Source records
== Segment start ==

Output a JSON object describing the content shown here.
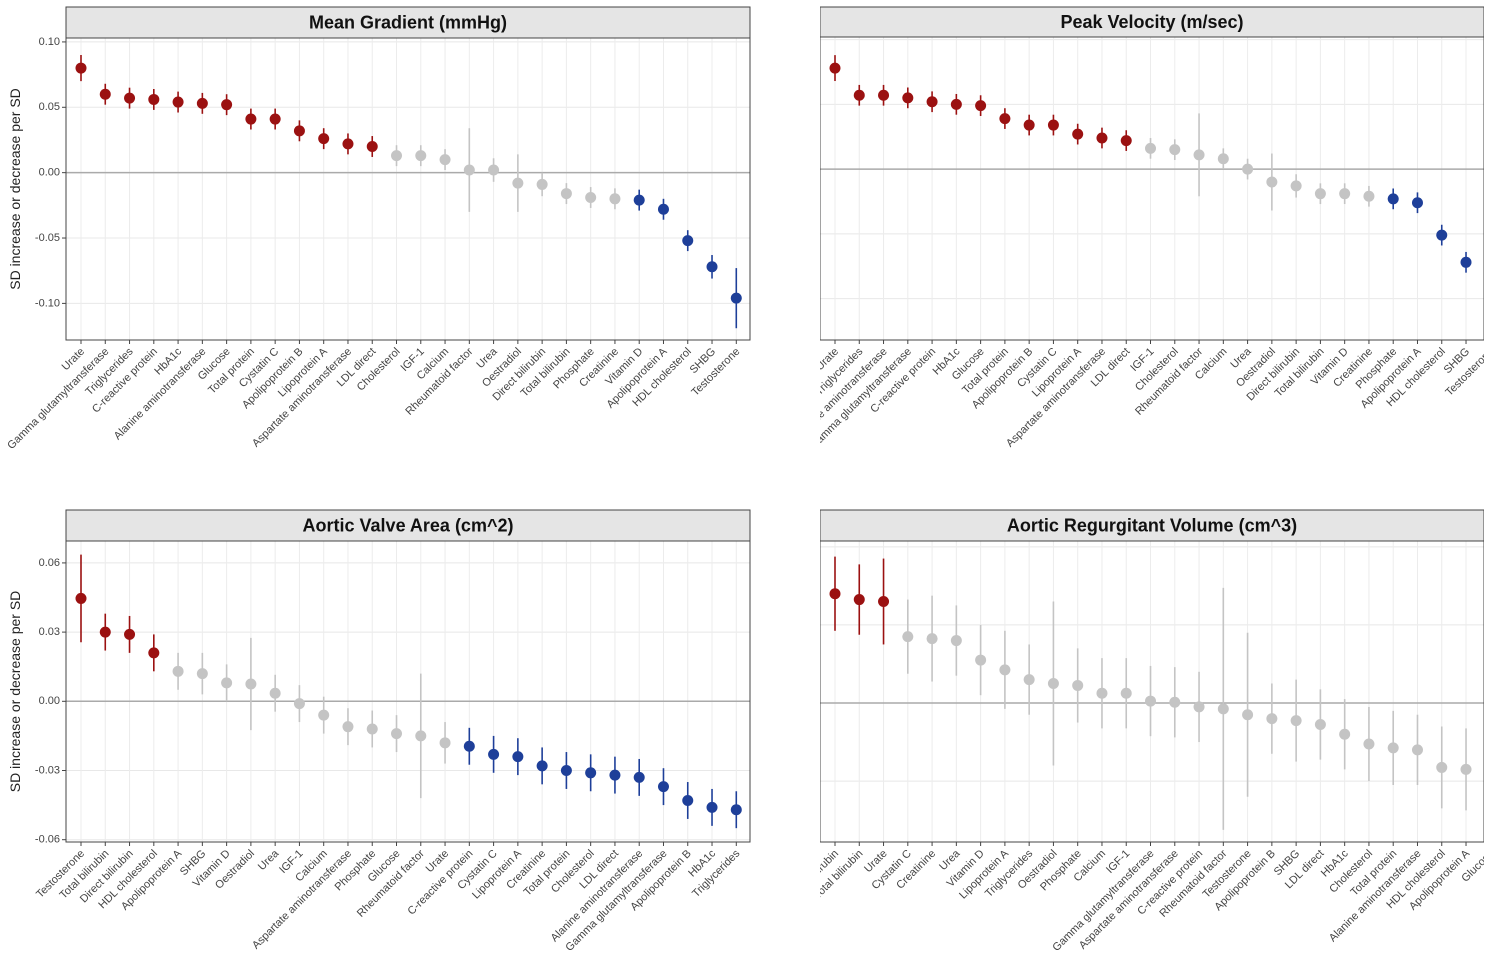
{
  "chart_data": [
    {
      "type": "errorbar",
      "title": "Mean Gradient (mmHg)",
      "y_label": "SD increase or decrease per SD",
      "categories": [
        "Urate",
        "Gamma glutamyltransferase",
        "Triglycerides",
        "C-reactive protein",
        "HbA1c",
        "Alanine aminotransferase",
        "Glucose",
        "Total protein",
        "Cystatin C",
        "Apolipoprotein B",
        "Lipoprotein A",
        "Aspartate aminotransferase",
        "LDL direct",
        "Cholesterol",
        "IGF-1",
        "Calcium",
        "Rheumatoid factor",
        "Urea",
        "Oestradiol",
        "Direct bilirubin",
        "Total bilirubin",
        "Phosphate",
        "Creatinine",
        "Vitamin D",
        "Apolipoprotein A",
        "HDL cholesterol",
        "SHBG",
        "Testosterone"
      ],
      "values": [
        0.08,
        0.06,
        0.057,
        0.056,
        0.054,
        0.053,
        0.052,
        0.041,
        0.041,
        0.032,
        0.026,
        0.022,
        0.02,
        0.013,
        0.013,
        0.01,
        0.002,
        0.002,
        -0.008,
        -0.009,
        -0.016,
        -0.019,
        -0.02,
        -0.021,
        -0.028,
        -0.052,
        -0.072,
        -0.096
      ],
      "errors": [
        0.01,
        0.008,
        0.008,
        0.008,
        0.008,
        0.008,
        0.008,
        0.008,
        0.008,
        0.008,
        0.008,
        0.008,
        0.008,
        0.008,
        0.008,
        0.008,
        0.032,
        0.009,
        0.022,
        0.009,
        0.008,
        0.008,
        0.008,
        0.008,
        0.008,
        0.008,
        0.009,
        0.023
      ],
      "colors": [
        "#9b1111",
        "#9b1111",
        "#9b1111",
        "#9b1111",
        "#9b1111",
        "#9b1111",
        "#9b1111",
        "#9b1111",
        "#9b1111",
        "#9b1111",
        "#9b1111",
        "#9b1111",
        "#9b1111",
        "#c4c4c4",
        "#c4c4c4",
        "#c4c4c4",
        "#c4c4c4",
        "#c4c4c4",
        "#c4c4c4",
        "#c4c4c4",
        "#c4c4c4",
        "#c4c4c4",
        "#c4c4c4",
        "#1e3f99",
        "#1e3f99",
        "#1e3f99",
        "#1e3f99",
        "#1e3f99"
      ],
      "ylim": [
        -0.128,
        0.103
      ],
      "yticks": [
        {
          "value": -0.1,
          "label": "-0.10"
        },
        {
          "value": -0.05,
          "label": "-0.05"
        },
        {
          "value": 0,
          "label": "0.00"
        },
        {
          "value": 0.05,
          "label": "0.05"
        },
        {
          "value": 0.1,
          "label": "0.10"
        }
      ],
      "reference_line": 0,
      "grid": true
    },
    {
      "type": "errorbar",
      "title": "Peak Velocity (m/sec)",
      "y_label": "SD increase or decrease per SD",
      "categories": [
        "Urate",
        "Triglycerides",
        "Alanine aminotransferase",
        "Gamma glutamyltransferase",
        "C-reactive protein",
        "HbA1c",
        "Glucose",
        "Total protein",
        "Apolipoprotein B",
        "Cystatin C",
        "Lipoprotein A",
        "Aspartate aminotransferase",
        "LDL direct",
        "IGF-1",
        "Cholesterol",
        "Rheumatoid factor",
        "Calcium",
        "Urea",
        "Oestradiol",
        "Direct bilirubin",
        "Total bilirubin",
        "Vitamin D",
        "Creatinine",
        "Phosphate",
        "Apolipoprotein A",
        "HDL cholesterol",
        "SHBG",
        "Testosterone"
      ],
      "values": [
        0.078,
        0.057,
        0.057,
        0.055,
        0.052,
        0.05,
        0.049,
        0.039,
        0.034,
        0.034,
        0.027,
        0.024,
        0.022,
        0.016,
        0.015,
        0.011,
        0.008,
        0.0,
        -0.01,
        -0.013,
        -0.019,
        -0.019,
        -0.021,
        -0.023,
        -0.026,
        -0.051,
        -0.072,
        null
      ],
      "errors": [
        0.01,
        0.008,
        0.008,
        0.008,
        0.008,
        0.008,
        0.008,
        0.008,
        0.008,
        0.008,
        0.008,
        0.008,
        0.008,
        0.008,
        0.008,
        0.032,
        0.008,
        0.008,
        0.022,
        0.009,
        0.008,
        0.008,
        0.008,
        0.008,
        0.008,
        0.008,
        0.008,
        null
      ],
      "colors": [
        "#9b1111",
        "#9b1111",
        "#9b1111",
        "#9b1111",
        "#9b1111",
        "#9b1111",
        "#9b1111",
        "#9b1111",
        "#9b1111",
        "#9b1111",
        "#9b1111",
        "#9b1111",
        "#9b1111",
        "#c4c4c4",
        "#c4c4c4",
        "#c4c4c4",
        "#c4c4c4",
        "#c4c4c4",
        "#c4c4c4",
        "#c4c4c4",
        "#c4c4c4",
        "#c4c4c4",
        "#c4c4c4",
        "#1e3f99",
        "#1e3f99",
        "#1e3f99",
        "#1e3f99",
        "#1e3f99"
      ],
      "ylim": [
        -0.132,
        0.102
      ],
      "yticks": [
        {
          "value": -0.1,
          "label": "-0.10"
        },
        {
          "value": -0.05,
          "label": "-0.05"
        },
        {
          "value": 0,
          "label": "0.00"
        },
        {
          "value": 0.05,
          "label": "0.05"
        },
        {
          "value": 0.1,
          "label": "0.10"
        }
      ],
      "reference_line": 0,
      "grid": true
    },
    {
      "type": "errorbar",
      "title": "Aortic Valve Area (cm^2)",
      "y_label": "SD increase or decrease per SD",
      "categories": [
        "Testosterone",
        "Total bilirubin",
        "Direct bilirubin",
        "HDL cholesterol",
        "Apolipoprotein A",
        "SHBG",
        "Vitamin D",
        "Oestradiol",
        "Urea",
        "IGF-1",
        "Calcium",
        "Aspartate aminotransferase",
        "Phosphate",
        "Glucose",
        "Rheumatoid factor",
        "Urate",
        "C-reactive protein",
        "Cystatin C",
        "Lipoprotein A",
        "Creatinine",
        "Total protein",
        "Cholesterol",
        "LDL direct",
        "Alanine aminotransferase",
        "Gamma glutamyltransferase",
        "Apolipoprotein B",
        "HbA1c",
        "Triglycerides"
      ],
      "values": [
        0.0446,
        0.03,
        0.029,
        0.021,
        0.013,
        0.012,
        0.008,
        0.0075,
        0.0035,
        -0.001,
        -0.006,
        -0.011,
        -0.012,
        -0.014,
        -0.015,
        -0.018,
        -0.0195,
        -0.023,
        -0.024,
        -0.028,
        -0.03,
        -0.031,
        -0.032,
        -0.033,
        -0.037,
        -0.043,
        -0.046,
        -0.047
      ],
      "errors": [
        0.019,
        0.008,
        0.008,
        0.008,
        0.008,
        0.009,
        0.008,
        0.02,
        0.008,
        0.008,
        0.008,
        0.008,
        0.008,
        0.008,
        0.027,
        0.009,
        0.008,
        0.008,
        0.008,
        0.008,
        0.008,
        0.008,
        0.008,
        0.008,
        0.008,
        0.008,
        0.008,
        0.008
      ],
      "colors": [
        "#9b1111",
        "#9b1111",
        "#9b1111",
        "#9b1111",
        "#c4c4c4",
        "#c4c4c4",
        "#c4c4c4",
        "#c4c4c4",
        "#c4c4c4",
        "#c4c4c4",
        "#c4c4c4",
        "#c4c4c4",
        "#c4c4c4",
        "#c4c4c4",
        "#c4c4c4",
        "#c4c4c4",
        "#1e3f99",
        "#1e3f99",
        "#1e3f99",
        "#1e3f99",
        "#1e3f99",
        "#1e3f99",
        "#1e3f99",
        "#1e3f99",
        "#1e3f99",
        "#1e3f99",
        "#1e3f99",
        "#1e3f99"
      ],
      "ylim": [
        -0.061,
        0.0695
      ],
      "yticks": [
        {
          "value": -0.06,
          "label": "-0.06"
        },
        {
          "value": -0.03,
          "label": "-0.03"
        },
        {
          "value": 0,
          "label": "0.00"
        },
        {
          "value": 0.03,
          "label": "0.03"
        },
        {
          "value": 0.06,
          "label": "0.06"
        }
      ],
      "reference_line": 0,
      "grid": true
    },
    {
      "type": "errorbar",
      "title": "Aortic Regurgitant Volume (cm^3)",
      "y_label": "SD increase or decrease per SD",
      "categories": [
        "Direct bilirubin",
        "Total bilirubin",
        "Urate",
        "Cystatin C",
        "Creatinine",
        "Urea",
        "Vitamin D",
        "Lipoprotein A",
        "Triglycerides",
        "Oestradiol",
        "Phosphate",
        "Calcium",
        "IGF-1",
        "Gamma glutamyltransferase",
        "Aspartate aminotransferase",
        "C-reactive protein",
        "Rheumatoid factor",
        "Testosterone",
        "Apolipoprotein B",
        "SHBG",
        "LDL direct",
        "HbA1c",
        "Cholesterol",
        "Total protein",
        "Alanine aminotransferase",
        "HDL cholesterol",
        "Apolipoprotein A",
        "Glucose"
      ],
      "values": [
        0.028,
        0.0265,
        0.026,
        0.017,
        0.0165,
        0.016,
        0.011,
        0.0085,
        0.006,
        0.005,
        0.0045,
        0.0025,
        0.0025,
        0.0005,
        0.0002,
        -0.001,
        -0.0015,
        -0.003,
        -0.004,
        -0.0045,
        -0.0055,
        -0.008,
        -0.0105,
        -0.0115,
        -0.012,
        -0.0165,
        -0.017,
        null
      ],
      "errors": [
        0.0095,
        0.009,
        0.011,
        0.0095,
        0.011,
        0.009,
        0.009,
        0.01,
        0.009,
        0.021,
        0.0095,
        0.009,
        0.009,
        0.009,
        0.009,
        0.009,
        0.031,
        0.021,
        0.009,
        0.0105,
        0.009,
        0.009,
        0.0095,
        0.0095,
        0.009,
        0.0105,
        0.0105,
        null
      ],
      "colors": [
        "#9b1111",
        "#9b1111",
        "#9b1111",
        "#c4c4c4",
        "#c4c4c4",
        "#c4c4c4",
        "#c4c4c4",
        "#c4c4c4",
        "#c4c4c4",
        "#c4c4c4",
        "#c4c4c4",
        "#c4c4c4",
        "#c4c4c4",
        "#c4c4c4",
        "#c4c4c4",
        "#c4c4c4",
        "#c4c4c4",
        "#c4c4c4",
        "#c4c4c4",
        "#c4c4c4",
        "#c4c4c4",
        "#c4c4c4",
        "#c4c4c4",
        "#c4c4c4",
        "#c4c4c4",
        "#c4c4c4",
        "#c4c4c4",
        "#c4c4c4"
      ],
      "ylim": [
        -0.0356,
        0.0415
      ],
      "yticks": [
        {
          "value": -0.02,
          "label": "-0.02"
        },
        {
          "value": 0,
          "label": "0.00"
        },
        {
          "value": 0.02,
          "label": "0.02"
        },
        {
          "value": 0.04,
          "label": "0.04"
        }
      ],
      "reference_line": 0,
      "grid": true
    }
  ]
}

== Segment end ==

→ **Work order**: Copy every line from the records that holds the string "Aortic".

→ **Final answer**:
      "title": "Aortic Valve Area (cm^2)",
      "title": "Aortic Regurgitant Volume (cm^3)",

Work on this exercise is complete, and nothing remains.